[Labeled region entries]
———
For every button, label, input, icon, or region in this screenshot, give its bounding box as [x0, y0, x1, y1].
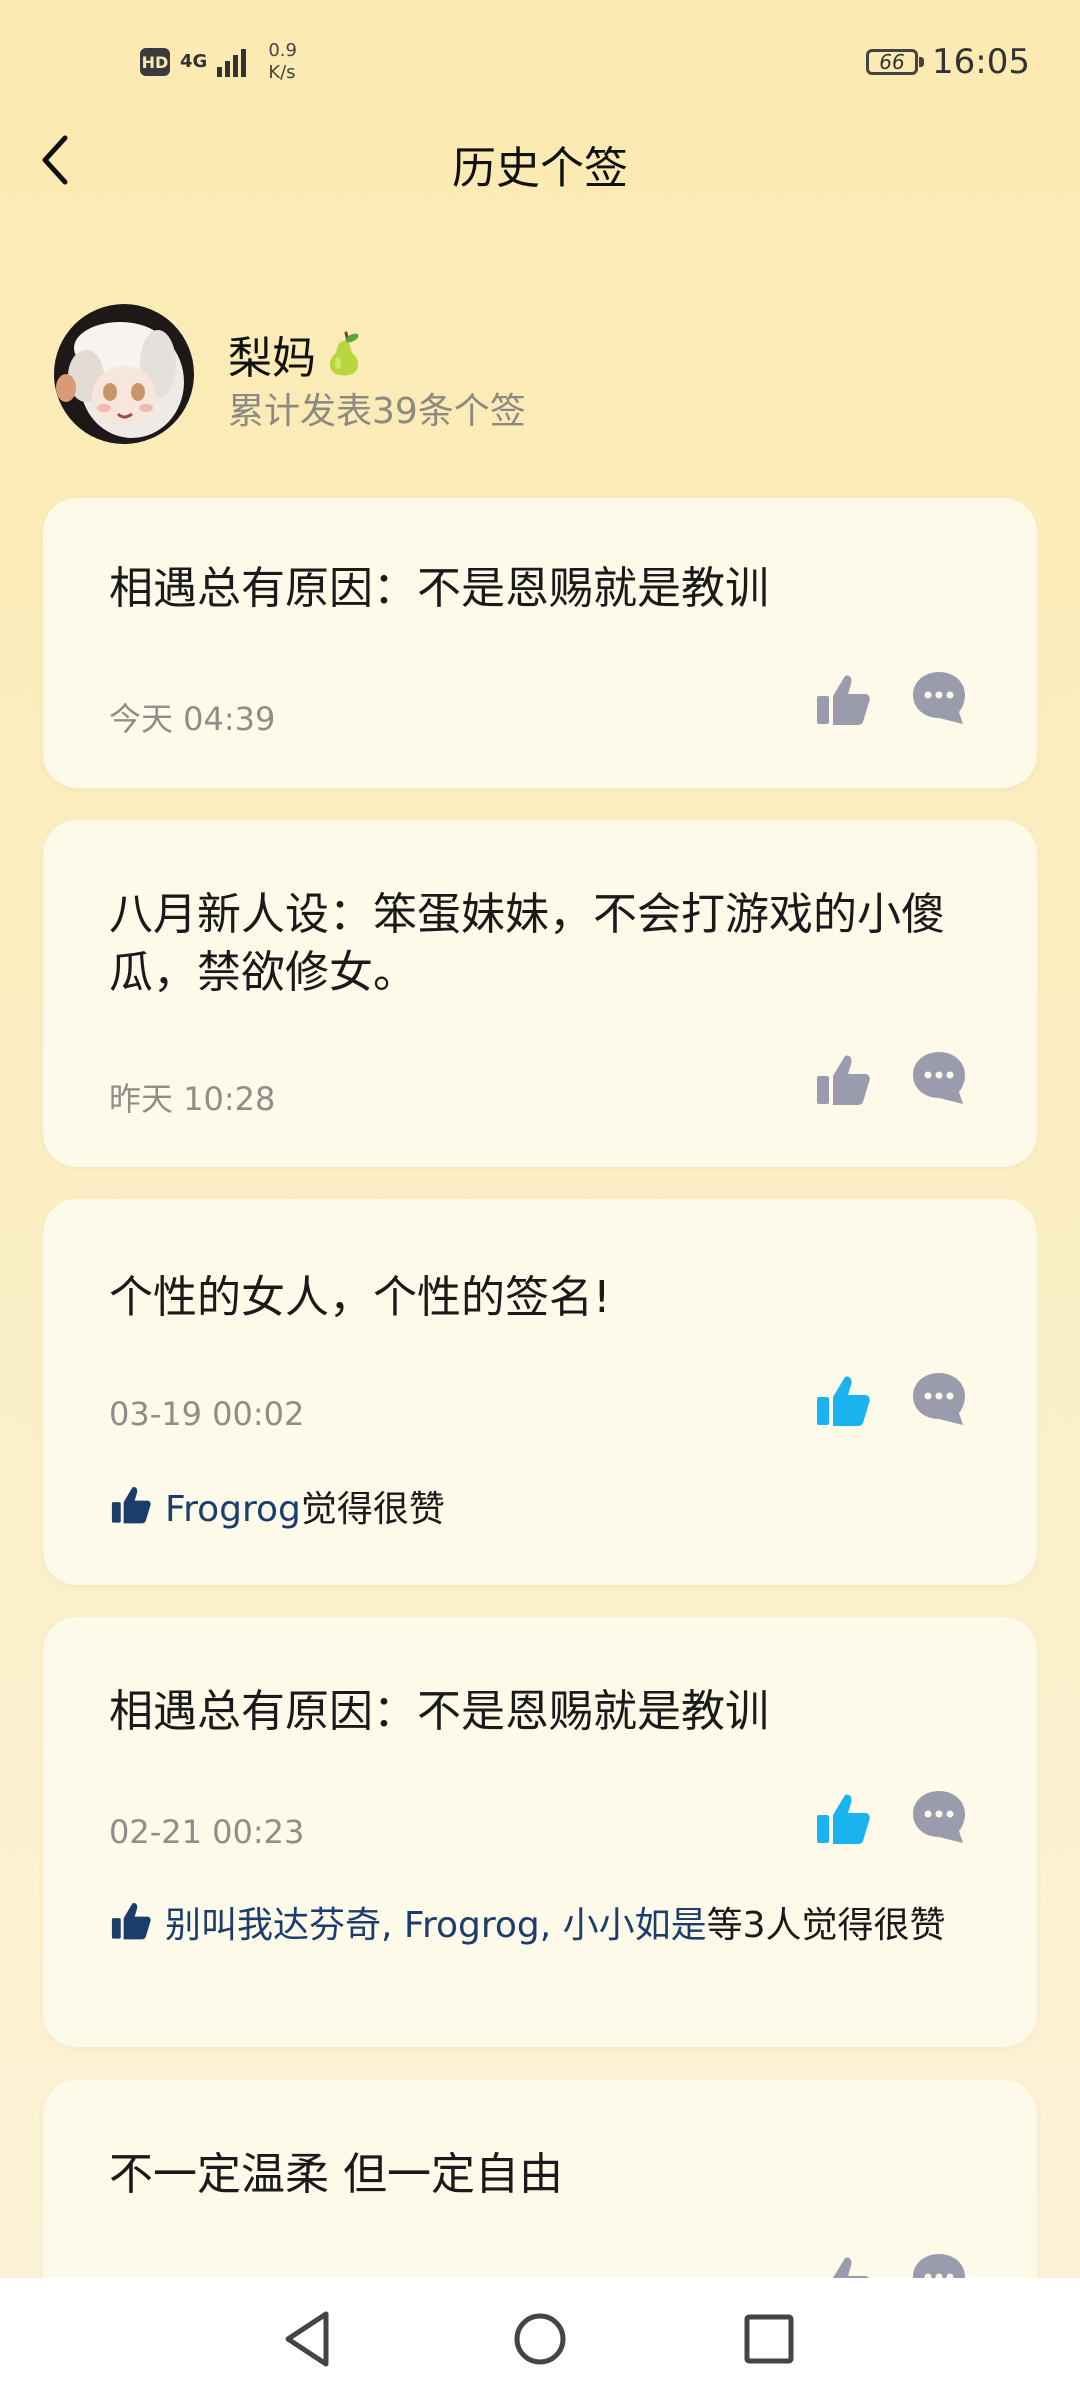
- signature-text: 个性的女人，个性的签名!: [109, 1272, 611, 1323]
- nav-back-icon[interactable]: [274, 2304, 344, 2374]
- nav-recents-icon[interactable]: [734, 2304, 804, 2374]
- profile-name-row: 梨妈: [228, 322, 364, 386]
- signature-text: 相遇总有原因：不是恩赐就是教训: [109, 1686, 769, 1737]
- speed-unit: K/s: [268, 62, 296, 83]
- network-type: 4G: [180, 51, 208, 72]
- page-title: 历史个签: [452, 143, 628, 194]
- avatar-illustration: [54, 304, 194, 444]
- thumbs-up-icon[interactable]: [813, 1050, 873, 1110]
- signature-text: 八月新人设：笨蛋妹妹，不会打游戏的小傻瓜，禁欲修女。: [109, 889, 945, 998]
- nav-home-icon[interactable]: [505, 2304, 575, 2374]
- pear-icon: [329, 331, 359, 376]
- status-left: HD 4G 0.9 K/s: [140, 40, 297, 84]
- post-time: 03-19 00:02: [109, 1395, 305, 1433]
- signature-card: 个性的女人，个性的签名! 03-19 00:02 Frogrog觉得很赞: [43, 1199, 1037, 1585]
- likes-summary: Frogrog觉得很赞: [109, 1483, 947, 1532]
- status-bar: HD 4G 0.9 K/s 66 16:05: [0, 0, 1080, 130]
- hd-badge: HD: [140, 48, 170, 76]
- comment-icon[interactable]: [909, 1787, 969, 1847]
- thumbs-up-icon[interactable]: [813, 1789, 873, 1849]
- battery-icon: 66: [866, 49, 925, 75]
- comment-icon[interactable]: [909, 1048, 969, 1108]
- status-right: 66 16:05: [866, 42, 1030, 82]
- speed-value: 0.9: [268, 40, 297, 61]
- comment-icon[interactable]: [909, 668, 969, 728]
- signature-text: 相遇总有原因：不是恩赐就是教训: [109, 563, 769, 614]
- system-nav-bar: [0, 2278, 1080, 2400]
- likes-summary: 别叫我达芬奇, Frogrog, 小小如是等3人觉得很赞: [109, 1899, 947, 1948]
- likes-suffix: 觉得很赞: [300, 1489, 445, 1530]
- liker-names[interactable]: 别叫我达芬奇, Frogrog, 小小如是: [165, 1905, 707, 1946]
- profile-section: 梨妈 累计发表39条个签: [54, 304, 954, 444]
- thumbs-up-small-icon: [111, 1903, 151, 1940]
- thumbs-up-icon[interactable]: [813, 670, 873, 730]
- profile-name: 梨妈: [228, 333, 316, 384]
- comment-icon[interactable]: [909, 1369, 969, 1429]
- likes-suffix: 等3人觉得很赞: [706, 1905, 946, 1946]
- header: 历史个签: [0, 120, 1080, 200]
- status-time: 16:05: [932, 42, 1030, 82]
- battery-level: 66: [879, 50, 905, 74]
- signature-card: 相遇总有原因：不是恩赐就是教训 今天 04:39: [43, 498, 1037, 788]
- network-speed: 0.9 K/s: [268, 40, 297, 84]
- post-time: 昨天 10:28: [109, 1080, 276, 1118]
- signal-icon: [217, 47, 247, 77]
- thumbs-up-small-icon: [111, 1487, 151, 1524]
- signature-text: 不一定温柔 但一定自由: [109, 2149, 563, 2200]
- signature-card: 八月新人设：笨蛋妹妹，不会打游戏的小傻瓜，禁欲修女。 昨天 10:28: [43, 820, 1037, 1167]
- liker-names[interactable]: Frogrog: [165, 1489, 301, 1530]
- signature-card: 相遇总有原因：不是恩赐就是教训 02-21 00:23 别叫我达芬奇, Frog…: [43, 1617, 1037, 2047]
- post-time: 今天 04:39: [109, 700, 276, 738]
- post-time: 02-21 00:23: [109, 1813, 305, 1851]
- avatar[interactable]: [54, 304, 194, 444]
- thumbs-up-icon[interactable]: [813, 1371, 873, 1431]
- post-count: 累计发表39条个签: [228, 391, 526, 432]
———
§ **REQUIRED TASK**
Please duplicate these lines exactly, leaving the pictures out of your answer.

§ **ANSWER TO THIS EXERCISE**
For every button, label, input, icon, or region in this screenshot, give its bounding box as [x0, y0, x1, y1].
- signature-text: 个性的女人，个性的签名!: [109, 1272, 611, 1323]
- nav-back-icon[interactable]: [274, 2304, 344, 2374]
- nav-recents-icon[interactable]: [734, 2304, 804, 2374]
- profile-name-row: 梨妈: [228, 322, 364, 386]
- signature-text: 相遇总有原因：不是恩赐就是教训: [109, 1686, 769, 1737]
- speed-unit: K/s: [268, 62, 296, 83]
- network-type: 4G: [180, 51, 208, 72]
- page-title: 历史个签: [452, 143, 628, 194]
- avatar-illustration: [54, 304, 194, 444]
- thumbs-up-icon[interactable]: [813, 1050, 873, 1110]
- signature-text: 八月新人设：笨蛋妹妹，不会打游戏的小傻瓜，禁欲修女。: [109, 889, 945, 998]
- nav-home-icon[interactable]: [505, 2304, 575, 2374]
- pear-icon: [329, 331, 359, 376]
- status-left: HD 4G 0.9 K/s: [140, 40, 297, 84]
- post-time: 03-19 00:02: [109, 1395, 305, 1433]
- signature-card: 个性的女人，个性的签名! 03-19 00:02 Frogrog觉得很赞: [43, 1199, 1037, 1585]
- likes-summary: Frogrog觉得很赞: [109, 1483, 947, 1532]
- status-bar: HD 4G 0.9 K/s 66 16:05: [0, 0, 1080, 130]
- hd-badge: HD: [140, 48, 170, 76]
- comment-icon[interactable]: [909, 1787, 969, 1847]
- thumbs-up-icon[interactable]: [813, 1789, 873, 1849]
- battery-icon: 66: [866, 49, 925, 75]
- comment-icon[interactable]: [909, 1048, 969, 1108]
- status-right: 66 16:05: [866, 42, 1030, 82]
- speed-value: 0.9: [268, 40, 297, 61]
- comment-icon[interactable]: [909, 668, 969, 728]
- signature-text: 相遇总有原因：不是恩赐就是教训: [109, 563, 769, 614]
- system-nav-bar: [0, 2278, 1080, 2400]
- likes-summary: 别叫我达芬奇, Frogrog, 小小如是等3人觉得很赞: [109, 1899, 947, 1948]
- likes-suffix: 觉得很赞: [300, 1489, 445, 1530]
- liker-names[interactable]: 别叫我达芬奇, Frogrog, 小小如是: [165, 1905, 707, 1946]
- profile-section: 梨妈 累计发表39条个签: [54, 304, 954, 444]
- thumbs-up-small-icon: [111, 1903, 151, 1940]
- thumbs-up-icon[interactable]: [813, 670, 873, 730]
- profile-name: 梨妈: [228, 333, 316, 384]
- comment-icon[interactable]: [909, 1369, 969, 1429]
- likes-suffix: 等3人觉得很赞: [706, 1905, 946, 1946]
- header: 历史个签: [0, 120, 1080, 200]
- status-time: 16:05: [932, 42, 1030, 82]
- battery-level: 66: [879, 50, 905, 74]
- signature-card: 相遇总有原因：不是恩赐就是教训 今天 04:39: [43, 498, 1037, 788]
- network-speed: 0.9 K/s: [268, 40, 297, 84]
- post-time: 昨天 10:28: [109, 1080, 276, 1118]
- signal-icon: [217, 47, 247, 77]
- thumbs-up-small-icon: [111, 1487, 151, 1524]
- signature-text: 不一定温柔 但一定自由: [109, 2149, 563, 2200]
- signature-card: 八月新人设：笨蛋妹妹，不会打游戏的小傻瓜，禁欲修女。 昨天 10:28: [43, 820, 1037, 1167]
- liker-names[interactable]: Frogrog: [165, 1489, 301, 1530]
- signature-card: 相遇总有原因：不是恩赐就是教训 02-21 00:23 别叫我达芬奇, Frog…: [43, 1617, 1037, 2047]
- post-time: 今天 04:39: [109, 700, 276, 738]
- post-time: 02-21 00:23: [109, 1813, 305, 1851]
- avatar[interactable]: [54, 304, 194, 444]
- thumbs-up-icon[interactable]: [813, 1371, 873, 1431]
- post-count: 累计发表39条个签: [228, 391, 526, 432]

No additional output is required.